### WORK TO DO
Looking through the listing, how many of its lines hold the word "Marcus"? Answer with only the number.

Stored records:
+ + + + + + +

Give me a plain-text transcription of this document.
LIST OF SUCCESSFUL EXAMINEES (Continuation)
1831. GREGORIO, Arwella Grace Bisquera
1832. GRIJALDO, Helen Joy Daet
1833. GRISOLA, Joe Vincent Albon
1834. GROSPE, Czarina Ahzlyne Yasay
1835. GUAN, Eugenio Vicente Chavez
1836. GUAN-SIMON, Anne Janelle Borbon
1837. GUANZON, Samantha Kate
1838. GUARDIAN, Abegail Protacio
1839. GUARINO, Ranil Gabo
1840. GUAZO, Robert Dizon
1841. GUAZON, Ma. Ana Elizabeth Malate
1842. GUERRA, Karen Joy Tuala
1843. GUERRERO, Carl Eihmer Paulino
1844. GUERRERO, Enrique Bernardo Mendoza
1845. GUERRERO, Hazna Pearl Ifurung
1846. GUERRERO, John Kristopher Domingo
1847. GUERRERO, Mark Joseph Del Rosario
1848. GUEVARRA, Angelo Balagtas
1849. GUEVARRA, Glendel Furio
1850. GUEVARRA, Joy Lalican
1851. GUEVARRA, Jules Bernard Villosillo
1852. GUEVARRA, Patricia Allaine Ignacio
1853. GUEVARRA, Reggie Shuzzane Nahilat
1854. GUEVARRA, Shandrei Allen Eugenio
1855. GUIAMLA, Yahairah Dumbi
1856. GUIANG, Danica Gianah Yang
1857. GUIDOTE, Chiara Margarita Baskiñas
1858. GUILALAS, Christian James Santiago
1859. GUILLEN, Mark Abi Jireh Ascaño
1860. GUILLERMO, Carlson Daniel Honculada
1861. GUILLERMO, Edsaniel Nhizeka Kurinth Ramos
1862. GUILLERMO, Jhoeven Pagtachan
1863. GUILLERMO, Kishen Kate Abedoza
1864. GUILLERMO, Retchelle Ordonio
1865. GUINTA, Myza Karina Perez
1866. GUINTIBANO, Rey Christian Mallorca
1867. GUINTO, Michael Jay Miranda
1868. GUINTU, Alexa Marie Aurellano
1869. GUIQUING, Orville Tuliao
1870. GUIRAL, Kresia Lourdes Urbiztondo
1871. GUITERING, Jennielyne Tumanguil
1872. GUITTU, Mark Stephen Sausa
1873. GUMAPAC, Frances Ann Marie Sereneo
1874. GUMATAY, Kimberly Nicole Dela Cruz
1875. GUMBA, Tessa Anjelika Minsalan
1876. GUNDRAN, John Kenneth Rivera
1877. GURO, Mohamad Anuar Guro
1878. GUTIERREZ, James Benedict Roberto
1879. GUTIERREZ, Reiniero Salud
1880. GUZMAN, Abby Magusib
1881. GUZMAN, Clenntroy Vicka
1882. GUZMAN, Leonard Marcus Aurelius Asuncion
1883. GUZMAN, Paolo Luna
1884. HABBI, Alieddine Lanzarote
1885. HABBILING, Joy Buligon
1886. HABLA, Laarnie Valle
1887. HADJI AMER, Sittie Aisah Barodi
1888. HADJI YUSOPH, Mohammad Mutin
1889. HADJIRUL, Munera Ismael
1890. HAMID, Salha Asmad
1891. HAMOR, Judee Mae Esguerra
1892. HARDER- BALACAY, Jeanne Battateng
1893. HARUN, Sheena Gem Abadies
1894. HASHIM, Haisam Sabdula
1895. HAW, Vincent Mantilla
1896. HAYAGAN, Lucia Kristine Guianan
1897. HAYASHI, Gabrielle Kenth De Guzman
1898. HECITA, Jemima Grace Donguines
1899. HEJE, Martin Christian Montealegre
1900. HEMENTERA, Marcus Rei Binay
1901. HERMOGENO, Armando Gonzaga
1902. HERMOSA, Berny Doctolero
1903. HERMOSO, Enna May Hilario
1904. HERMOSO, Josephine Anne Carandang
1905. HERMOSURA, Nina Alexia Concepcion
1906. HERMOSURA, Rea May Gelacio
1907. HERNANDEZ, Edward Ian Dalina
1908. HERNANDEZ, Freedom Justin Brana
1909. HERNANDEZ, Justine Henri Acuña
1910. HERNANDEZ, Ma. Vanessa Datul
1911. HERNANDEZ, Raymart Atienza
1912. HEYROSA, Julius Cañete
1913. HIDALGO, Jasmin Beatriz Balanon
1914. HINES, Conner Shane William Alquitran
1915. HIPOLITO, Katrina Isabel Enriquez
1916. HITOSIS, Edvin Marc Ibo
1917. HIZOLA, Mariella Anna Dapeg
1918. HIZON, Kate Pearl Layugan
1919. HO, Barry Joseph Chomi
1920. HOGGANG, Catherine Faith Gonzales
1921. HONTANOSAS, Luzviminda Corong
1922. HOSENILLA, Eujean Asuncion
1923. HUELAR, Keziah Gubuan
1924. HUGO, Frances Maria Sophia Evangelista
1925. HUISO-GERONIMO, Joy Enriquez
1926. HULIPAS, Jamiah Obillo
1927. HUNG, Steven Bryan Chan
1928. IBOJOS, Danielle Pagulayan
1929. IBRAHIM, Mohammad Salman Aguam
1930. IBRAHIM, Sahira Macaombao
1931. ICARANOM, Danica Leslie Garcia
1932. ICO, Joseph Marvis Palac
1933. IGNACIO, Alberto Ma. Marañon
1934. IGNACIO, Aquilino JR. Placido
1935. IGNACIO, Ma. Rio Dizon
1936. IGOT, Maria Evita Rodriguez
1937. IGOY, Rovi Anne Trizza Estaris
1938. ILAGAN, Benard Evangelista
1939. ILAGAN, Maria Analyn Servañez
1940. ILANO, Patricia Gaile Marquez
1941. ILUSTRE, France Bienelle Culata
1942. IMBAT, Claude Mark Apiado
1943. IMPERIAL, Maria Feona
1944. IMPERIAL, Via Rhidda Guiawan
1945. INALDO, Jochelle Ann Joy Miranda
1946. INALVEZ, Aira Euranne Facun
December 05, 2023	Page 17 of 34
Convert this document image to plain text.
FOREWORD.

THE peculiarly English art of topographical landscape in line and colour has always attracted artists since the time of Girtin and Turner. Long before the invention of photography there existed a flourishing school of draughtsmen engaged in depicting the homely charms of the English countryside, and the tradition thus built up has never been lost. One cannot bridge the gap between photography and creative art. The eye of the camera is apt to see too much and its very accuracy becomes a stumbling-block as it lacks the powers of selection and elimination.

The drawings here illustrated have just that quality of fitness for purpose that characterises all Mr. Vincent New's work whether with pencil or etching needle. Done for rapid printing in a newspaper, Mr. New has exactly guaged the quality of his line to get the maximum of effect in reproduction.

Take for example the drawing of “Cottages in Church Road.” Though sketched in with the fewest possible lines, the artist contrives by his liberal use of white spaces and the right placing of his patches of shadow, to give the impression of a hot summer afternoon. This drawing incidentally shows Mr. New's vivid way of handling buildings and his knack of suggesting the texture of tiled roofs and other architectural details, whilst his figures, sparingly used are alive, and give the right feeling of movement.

+ + + + + + +

### COMPLETED EXERCISE
2